◆ **Records shown**:

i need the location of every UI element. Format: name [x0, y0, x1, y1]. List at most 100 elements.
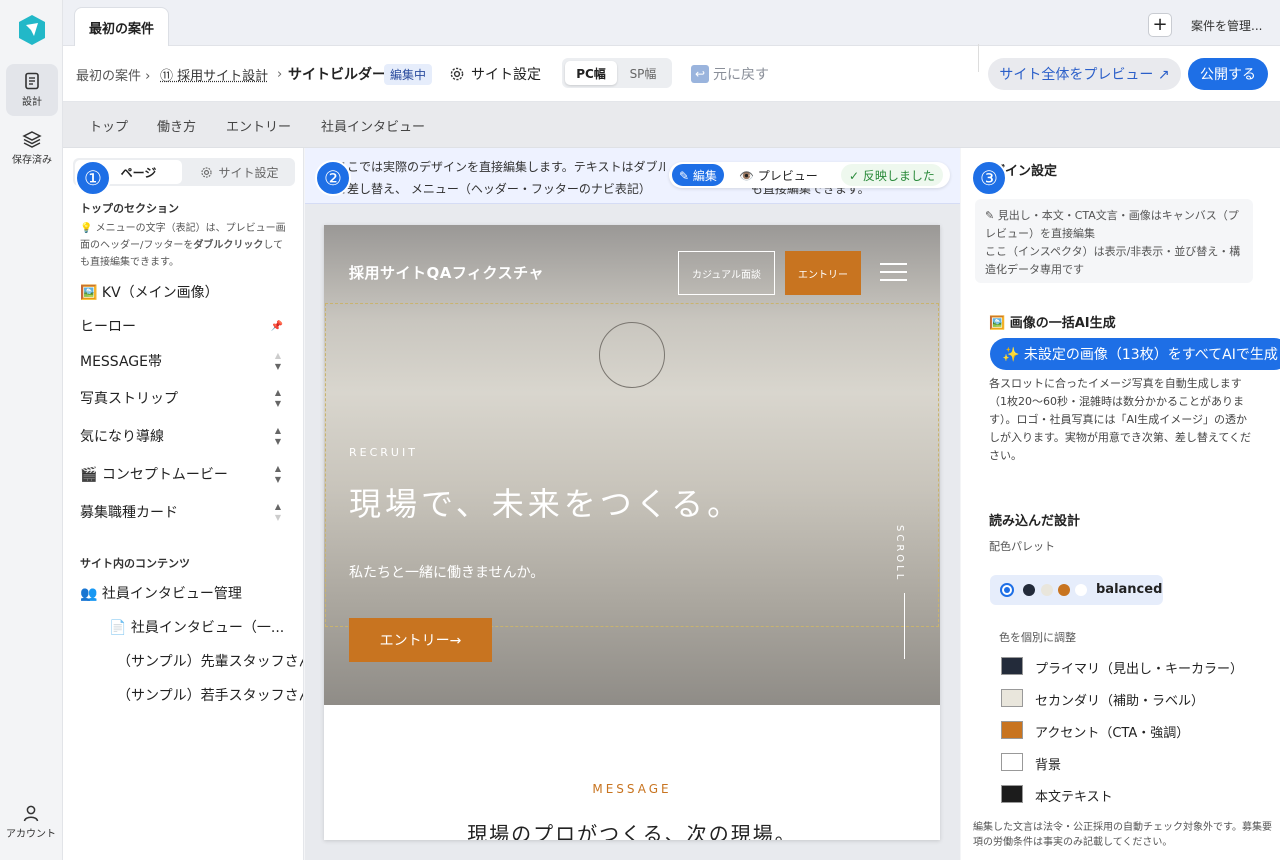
status-badge-wrap: 編集中 — [384, 46, 433, 102]
pin-icon: 📌 — [270, 320, 283, 332]
site-logo[interactable]: 採用サイトQAフィクスチャ — [349, 262, 544, 283]
casual-interview-button[interactable]: カジュアル面談 — [678, 251, 775, 295]
preview-mode-button[interactable]: 👁️ プレビュー — [739, 164, 818, 186]
hero-entry-button[interactable]: エントリー→ — [349, 618, 492, 662]
scroll-line — [904, 593, 905, 659]
info-text-2: で差し替え、 メニュー（ヘッダー・フッターのナビ表記） — [335, 182, 651, 196]
site-canvas[interactable]: 採用サイトQAフィクスチャ カジュアル面談 エントリー RECRUIT 現場で、… — [324, 225, 940, 840]
site-settings-label: サイト設定 — [471, 67, 541, 83]
tab-site-settings[interactable]: サイト設定 — [186, 160, 293, 184]
publish-button[interactable]: 公開する — [1188, 58, 1268, 90]
builder-toolbar: 最初の案件 › ⑪ 採用サイト設計 › サイトビルダー 編集中 サイト設定 PC… — [63, 44, 1280, 102]
reorder-arrows[interactable]: ▲ ▼ — [275, 349, 281, 373]
inspector-note-2: ここ（インスペクタ）は表示/非表示・並び替え・構造化データ専用です — [985, 245, 1241, 276]
rail-saved-button[interactable]: 保存済み — [6, 122, 58, 174]
palette-label: 配色パレット — [989, 540, 1055, 553]
section-item-hero[interactable]: ヒーロー 📌 — [80, 314, 295, 338]
sections-heading: トップのセクション — [80, 202, 179, 215]
step-badge-2: ② — [315, 160, 351, 196]
section-item-kv[interactable]: 🖼️ KV（メイン画像） — [80, 280, 295, 304]
step-badge-1: ① — [75, 160, 111, 196]
toolbar-divider — [978, 44, 979, 72]
page-tab-interview[interactable]: 社員インタビュー — [321, 102, 425, 148]
sp-width-button[interactable]: SP幅 — [617, 61, 669, 85]
pc-width-button[interactable]: PC幅 — [565, 61, 617, 85]
reorder-arrows[interactable]: ▲ ▼ — [275, 386, 281, 410]
rail-design-button[interactable]: 設計 — [6, 64, 58, 116]
manage-projects-link[interactable]: 案件を管理... — [1191, 0, 1262, 50]
section-item-photo-strip[interactable]: 写真ストリップ ▲ ▼ — [80, 386, 295, 410]
contents-heading: サイト内のコンテンツ — [80, 557, 190, 570]
menu-edit-hint: 💡 メニューの文字（表記）は、プレビュー画面のヘッダー/フッターをダブルクリック… — [80, 220, 292, 271]
message-label[interactable]: MESSAGE — [324, 782, 940, 796]
project-tab[interactable]: 最初の案件 — [74, 7, 170, 47]
swatch-accent[interactable] — [1001, 721, 1023, 739]
section-label: MESSAGE帯 — [80, 354, 162, 370]
rail-account-button[interactable]: アカウント — [2, 796, 60, 848]
compliance-note: 編集した文言は法令・公正採用の自動チェック対象外です。募集要項の労働条件は事実の… — [973, 822, 1272, 848]
palette-dot-accent — [1058, 584, 1070, 596]
swatch-accent-label: アクセント（CTA・強調） — [1035, 726, 1190, 741]
breadcrumb-site[interactable]: ⑪ 採用サイト設計 — [160, 46, 268, 102]
scroll-indicator: SCROLL — [894, 525, 905, 583]
status-badge: 編集中 — [384, 63, 433, 85]
swatch-background[interactable] — [1001, 753, 1023, 771]
section-label: 🎬 コンセプトムービー — [80, 467, 228, 483]
interview-sample-1[interactable]: （サンプル）先輩スタッフさん — [117, 649, 303, 673]
swatch-primary-label: プライマリ（見出し・キーカラー） — [1035, 662, 1244, 677]
viewport-toggle: PC幅 SP幅 — [562, 58, 672, 88]
preview-site-button[interactable]: サイト全体をプレビュー ↗ — [988, 58, 1181, 90]
hamburger-icon[interactable] — [880, 263, 907, 283]
palette-option-balanced[interactable]: balanced — [990, 575, 1163, 605]
entry-nav-button[interactable]: エントリー — [785, 251, 861, 295]
reorder-arrows[interactable]: ▲ ▼ — [275, 500, 281, 524]
section-item-message[interactable]: MESSAGE帯 ▲ ▼ — [80, 349, 295, 373]
page-title: サイトビルダー — [288, 67, 386, 83]
hero-section[interactable]: 採用サイトQAフィクスチャ カジュアル面談 エントリー RECRUIT 現場で、… — [324, 225, 940, 705]
undo-button[interactable]: ↩ 元に戻す — [691, 46, 769, 102]
section-label: 募集職種カード — [80, 505, 178, 521]
interview-manage-item[interactable]: 👥 社員インタビュー管理 — [80, 581, 295, 605]
page-tabs: トップ 働き方 エントリー 社員インタビュー — [63, 102, 1280, 148]
interview-sample-2[interactable]: （サンプル）若手スタッフさん — [117, 683, 303, 707]
reflected-status: ✓ 反映しました — [841, 164, 943, 186]
ai-section-title: 🖼️ 画像の一括AI生成 — [989, 316, 1116, 331]
swatch-body-text[interactable] — [1001, 785, 1023, 803]
palette-name: balanced — [1096, 582, 1163, 597]
recruit-label[interactable]: RECRUIT — [349, 446, 418, 459]
document-icon — [25, 72, 39, 90]
page-tab-entry[interactable]: エントリー — [226, 102, 291, 148]
hero-headline[interactable]: 現場で、未来をつくる。 — [349, 479, 743, 525]
message-heading[interactable]: 現場のプロがつくる、次の現場。 — [324, 818, 940, 840]
rail-saved-label: 保存済み — [12, 155, 52, 166]
add-project-button[interactable]: + — [1148, 13, 1172, 37]
ai-generate-button[interactable]: ✨ 未設定の画像（13枚）をすべてAIで生成 — [990, 338, 1280, 370]
palette-radio[interactable] — [1000, 583, 1014, 597]
undo-icon: ↩ — [691, 65, 709, 83]
reorder-arrows[interactable]: ▲ ▼ — [275, 462, 281, 486]
section-item-job-cards[interactable]: 募集職種カード ▲ ▼ — [80, 500, 295, 524]
palette-dot-bg — [1075, 584, 1087, 596]
loaded-design-title: 読み込んだ設計 — [989, 514, 1081, 529]
section-item-concept-movie[interactable]: 🎬 コンセプトムービー ▲ ▼ — [80, 462, 295, 486]
interview-doc-item[interactable]: 📄 社員インタビュー（一... — [109, 615, 299, 639]
gear-icon — [450, 67, 464, 81]
site-settings-button[interactable]: サイト設定 — [449, 46, 541, 102]
app-logo[interactable] — [17, 14, 47, 46]
rail-design-label: 設計 — [22, 97, 42, 108]
swatch-secondary[interactable] — [1001, 689, 1023, 707]
palette-dot-secondary — [1041, 584, 1053, 596]
page-tab-top[interactable]: トップ — [89, 102, 128, 148]
breadcrumb-project[interactable]: 最初の案件 › — [76, 46, 150, 102]
page-tab-work[interactable]: 働き方 — [157, 102, 196, 148]
section-label: 写真ストリップ — [80, 391, 178, 407]
section-item-interest-link[interactable]: 気になり導線 ▲ ▼ — [80, 424, 295, 448]
section-label: 気になり導線 — [80, 429, 164, 445]
swatch-primary[interactable] — [1001, 657, 1023, 675]
edit-mode-button[interactable]: ✎ 編集 — [672, 164, 724, 186]
reorder-arrows[interactable]: ▲ ▼ — [275, 424, 281, 448]
inspector-panel: デザイン設定 ✎ 見出し・本文・CTA文言・画像はキャンバス（プレビュー）を直接… — [961, 148, 1280, 860]
mode-switch: ✎ 編集 👁️ プレビュー ✓ 反映しました — [669, 162, 950, 188]
plus-icon: + — [1152, 14, 1168, 35]
hero-subtext[interactable]: 私たちと一緒に働きませんか。 — [349, 562, 544, 582]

◆ **Exercise goal**: Copy the lines above character for character, leaving out any pictures.

◆ **Solved exercise**:
i need the location of every UI element. Format: name [x0, y0, x1, y1]. List at most 100 elements.
status-badge-wrap: 編集中 — [384, 46, 433, 102]
pin-icon: 📌 — [270, 320, 283, 332]
site-logo[interactable]: 採用サイトQAフィクスチャ — [349, 262, 544, 283]
casual-interview-button[interactable]: カジュアル面談 — [678, 251, 775, 295]
preview-mode-button[interactable]: 👁️ プレビュー — [739, 164, 818, 186]
hero-entry-button[interactable]: エントリー→ — [349, 618, 492, 662]
scroll-line — [904, 593, 905, 659]
info-text-2: で差し替え、 メニュー（ヘッダー・フッターのナビ表記） — [335, 182, 651, 196]
site-canvas[interactable]: 採用サイトQAフィクスチャ カジュアル面談 エントリー RECRUIT 現場で、… — [324, 225, 940, 840]
site-settings-label: サイト設定 — [471, 67, 541, 83]
tab-site-settings[interactable]: サイト設定 — [186, 160, 293, 184]
publish-button[interactable]: 公開する — [1188, 58, 1268, 90]
builder-toolbar: 最初の案件 › ⑪ 採用サイト設計 › サイトビルダー 編集中 サイト設定 PC… — [63, 44, 1280, 102]
reorder-arrows[interactable]: ▲ ▼ — [275, 349, 281, 373]
inspector-note-2: ここ（インスペクタ）は表示/非表示・並び替え・構造化データ専用です — [985, 245, 1241, 276]
rail-saved-button[interactable]: 保存済み — [6, 122, 58, 174]
palette-label: 配色パレット — [989, 540, 1055, 553]
section-item-hero[interactable]: ヒーロー 📌 — [80, 314, 295, 338]
sections-heading: トップのセクション — [80, 202, 179, 215]
step-badge-2: ② — [315, 160, 351, 196]
section-item-kv[interactable]: 🖼️ KV（メイン画像） — [80, 280, 295, 304]
step-badge-1: ① — [75, 160, 111, 196]
toolbar-divider — [978, 44, 979, 72]
page-tab-interview[interactable]: 社員インタビュー — [321, 102, 425, 148]
sp-width-button[interactable]: SP幅 — [617, 61, 669, 85]
pc-width-button[interactable]: PC幅 — [565, 61, 617, 85]
reorder-arrows[interactable]: ▲ ▼ — [275, 386, 281, 410]
rail-design-button[interactable]: 設計 — [6, 64, 58, 116]
manage-projects-link[interactable]: 案件を管理... — [1191, 0, 1262, 50]
section-item-photo-strip[interactable]: 写真ストリップ ▲ ▼ — [80, 386, 295, 410]
contents-heading: サイト内のコンテンツ — [80, 557, 190, 570]
menu-edit-hint: 💡 メニューの文字（表記）は、プレビュー画面のヘッダー/フッターをダブルクリック… — [80, 220, 292, 271]
message-label[interactable]: MESSAGE — [324, 782, 940, 796]
project-tab[interactable]: 最初の案件 — [74, 7, 170, 47]
swatch-accent[interactable] — [1001, 721, 1023, 739]
section-label: MESSAGE帯 — [80, 354, 162, 370]
rail-account-button[interactable]: アカウント — [2, 796, 60, 848]
compliance-note: 編集した文言は法令・公正採用の自動チェック対象外です。募集要項の労働条件は事実の… — [973, 822, 1272, 848]
palette-dot-accent — [1058, 584, 1070, 596]
swatch-accent-label: アクセント（CTA・強調） — [1035, 726, 1190, 741]
breadcrumb-site[interactable]: ⑪ 採用サイト設計 — [160, 46, 268, 102]
scroll-indicator: SCROLL — [894, 525, 905, 583]
status-badge: 編集中 — [384, 63, 433, 85]
swatch-background[interactable] — [1001, 753, 1023, 771]
section-label: 🎬 コンセプトムービー — [80, 467, 228, 483]
interview-sample-1[interactable]: （サンプル）先輩スタッフさん — [117, 649, 303, 673]
swatch-primary-label: プライマリ（見出し・キーカラー） — [1035, 662, 1244, 677]
viewport-toggle: PC幅 SP幅 — [562, 58, 672, 88]
preview-site-button[interactable]: サイト全体をプレビュー ↗ — [988, 58, 1181, 90]
hamburger-icon[interactable] — [880, 263, 907, 283]
palette-option-balanced[interactable]: balanced — [990, 575, 1163, 605]
entry-nav-button[interactable]: エントリー — [785, 251, 861, 295]
reorder-arrows[interactable]: ▲ ▼ — [275, 500, 281, 524]
section-item-message[interactable]: MESSAGE帯 ▲ ▼ — [80, 349, 295, 373]
page-title: サイトビルダー — [288, 67, 386, 83]
hero-section[interactable]: 採用サイトQAフィクスチャ カジュアル面談 エントリー RECRUIT 現場で、… — [324, 225, 940, 705]
undo-button[interactable]: ↩ 元に戻す — [691, 46, 769, 102]
section-label: 募集職種カード — [80, 505, 178, 521]
interview-manage-item[interactable]: 👥 社員インタビュー管理 — [80, 581, 295, 605]
page-tabs: トップ 働き方 エントリー 社員インタビュー — [63, 102, 1280, 148]
interview-sample-2[interactable]: （サンプル）若手スタッフさん — [117, 683, 303, 707]
reflected-status: ✓ 反映しました — [841, 164, 943, 186]
ai-section-title: 🖼️ 画像の一括AI生成 — [989, 316, 1116, 331]
swatch-body-text[interactable] — [1001, 785, 1023, 803]
palette-name: balanced — [1096, 582, 1163, 597]
recruit-label[interactable]: RECRUIT — [349, 446, 418, 459]
document-icon — [25, 72, 39, 90]
page-tab-entry[interactable]: エントリー — [226, 102, 291, 148]
hero-headline[interactable]: 現場で、未来をつくる。 — [349, 479, 743, 525]
message-heading[interactable]: 現場のプロがつくる、次の現場。 — [324, 818, 940, 840]
rail-saved-label: 保存済み — [12, 155, 52, 166]
add-project-button[interactable]: + — [1148, 13, 1172, 37]
ai-generate-button[interactable]: ✨ 未設定の画像（13枚）をすべてAIで生成 — [990, 338, 1280, 370]
palette-radio[interactable] — [1000, 583, 1014, 597]
undo-icon: ↩ — [691, 65, 709, 83]
reorder-arrows[interactable]: ▲ ▼ — [275, 462, 281, 486]
section-item-job-cards[interactable]: 募集職種カード ▲ ▼ — [80, 500, 295, 524]
palette-dot-bg — [1075, 584, 1087, 596]
loaded-design-title: 読み込んだ設計 — [989, 514, 1081, 529]
section-item-concept-movie[interactable]: 🎬 コンセプトムービー ▲ ▼ — [80, 462, 295, 486]
interview-doc-item[interactable]: 📄 社員インタビュー（一... — [109, 615, 299, 639]
gear-icon — [450, 67, 464, 81]
site-settings-button[interactable]: サイト設定 — [449, 46, 541, 102]
app-logo[interactable] — [17, 14, 47, 46]
rail-design-label: 設計 — [22, 97, 42, 108]
swatch-secondary[interactable] — [1001, 689, 1023, 707]
palette-dot-secondary — [1041, 584, 1053, 596]
page-tab-top[interactable]: トップ — [89, 102, 128, 148]
breadcrumb-project[interactable]: 最初の案件 › — [76, 46, 150, 102]
page-tab-work[interactable]: 働き方 — [157, 102, 196, 148]
section-label: 写真ストリップ — [80, 391, 178, 407]
section-item-interest-link[interactable]: 気になり導線 ▲ ▼ — [80, 424, 295, 448]
section-label: 気になり導線 — [80, 429, 164, 445]
swatch-primary[interactable] — [1001, 657, 1023, 675]
edit-mode-button[interactable]: ✎ 編集 — [672, 164, 724, 186]
reorder-arrows[interactable]: ▲ ▼ — [275, 424, 281, 448]
inspector-panel: デザイン設定 ✎ 見出し・本文・CTA文言・画像はキャンバス（プレビュー）を直接… — [961, 148, 1280, 860]
mode-switch: ✎ 編集 👁️ プレビュー ✓ 反映しました — [669, 162, 950, 188]
plus-icon: + — [1152, 14, 1168, 35]
hero-subtext[interactable]: 私たちと一緒に働きませんか。 — [349, 562, 544, 582]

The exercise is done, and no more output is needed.